Given task » Count the lines below that contain the word "Sound", and report only that number.

Data extracted from a collection
(begin)

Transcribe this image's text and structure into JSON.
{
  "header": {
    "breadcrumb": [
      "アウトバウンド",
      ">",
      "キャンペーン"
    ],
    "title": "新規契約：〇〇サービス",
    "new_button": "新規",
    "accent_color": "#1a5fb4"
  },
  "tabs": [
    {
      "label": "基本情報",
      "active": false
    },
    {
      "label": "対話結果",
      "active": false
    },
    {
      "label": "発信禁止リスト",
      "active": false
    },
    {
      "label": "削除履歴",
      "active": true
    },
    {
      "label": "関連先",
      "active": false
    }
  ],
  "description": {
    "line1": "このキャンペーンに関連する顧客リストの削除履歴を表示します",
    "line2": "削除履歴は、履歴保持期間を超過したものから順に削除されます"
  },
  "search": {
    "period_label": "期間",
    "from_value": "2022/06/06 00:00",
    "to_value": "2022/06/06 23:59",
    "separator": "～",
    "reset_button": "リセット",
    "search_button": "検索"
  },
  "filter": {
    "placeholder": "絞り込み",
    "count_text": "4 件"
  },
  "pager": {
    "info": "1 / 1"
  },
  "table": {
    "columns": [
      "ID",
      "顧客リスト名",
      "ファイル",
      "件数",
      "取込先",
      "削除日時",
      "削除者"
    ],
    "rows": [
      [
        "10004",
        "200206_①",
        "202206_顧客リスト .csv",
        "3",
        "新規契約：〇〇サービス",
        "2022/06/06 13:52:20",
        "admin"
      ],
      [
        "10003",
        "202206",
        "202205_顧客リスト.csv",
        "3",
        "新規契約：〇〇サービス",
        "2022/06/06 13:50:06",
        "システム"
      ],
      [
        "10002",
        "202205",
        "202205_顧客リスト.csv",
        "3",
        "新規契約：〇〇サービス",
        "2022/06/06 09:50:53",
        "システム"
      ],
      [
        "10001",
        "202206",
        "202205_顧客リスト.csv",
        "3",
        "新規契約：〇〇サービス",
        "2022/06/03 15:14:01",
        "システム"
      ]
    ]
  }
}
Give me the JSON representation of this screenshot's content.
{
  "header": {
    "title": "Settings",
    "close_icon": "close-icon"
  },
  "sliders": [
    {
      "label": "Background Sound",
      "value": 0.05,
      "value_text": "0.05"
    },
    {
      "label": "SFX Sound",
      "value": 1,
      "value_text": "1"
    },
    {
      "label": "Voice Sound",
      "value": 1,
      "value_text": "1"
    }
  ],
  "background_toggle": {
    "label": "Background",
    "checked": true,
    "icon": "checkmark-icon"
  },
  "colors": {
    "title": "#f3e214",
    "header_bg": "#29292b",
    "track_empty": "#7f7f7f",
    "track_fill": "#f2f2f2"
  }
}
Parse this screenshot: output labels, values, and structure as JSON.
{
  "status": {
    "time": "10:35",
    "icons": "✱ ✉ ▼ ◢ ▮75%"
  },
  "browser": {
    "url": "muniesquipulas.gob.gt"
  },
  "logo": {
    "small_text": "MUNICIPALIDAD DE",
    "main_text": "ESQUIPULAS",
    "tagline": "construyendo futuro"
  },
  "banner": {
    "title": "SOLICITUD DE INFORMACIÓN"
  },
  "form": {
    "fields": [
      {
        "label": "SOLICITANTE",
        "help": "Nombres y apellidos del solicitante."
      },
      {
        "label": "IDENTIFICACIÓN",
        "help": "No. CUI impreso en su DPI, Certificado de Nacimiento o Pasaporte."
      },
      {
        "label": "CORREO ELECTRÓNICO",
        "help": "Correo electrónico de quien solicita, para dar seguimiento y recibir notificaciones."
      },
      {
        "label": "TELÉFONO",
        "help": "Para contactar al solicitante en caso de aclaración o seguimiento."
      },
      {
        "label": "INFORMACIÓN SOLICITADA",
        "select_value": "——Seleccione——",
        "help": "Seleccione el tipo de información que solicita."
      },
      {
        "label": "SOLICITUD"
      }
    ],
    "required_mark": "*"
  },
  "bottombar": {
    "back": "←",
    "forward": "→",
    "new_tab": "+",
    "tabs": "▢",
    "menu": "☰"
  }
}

(end)

The solution » 3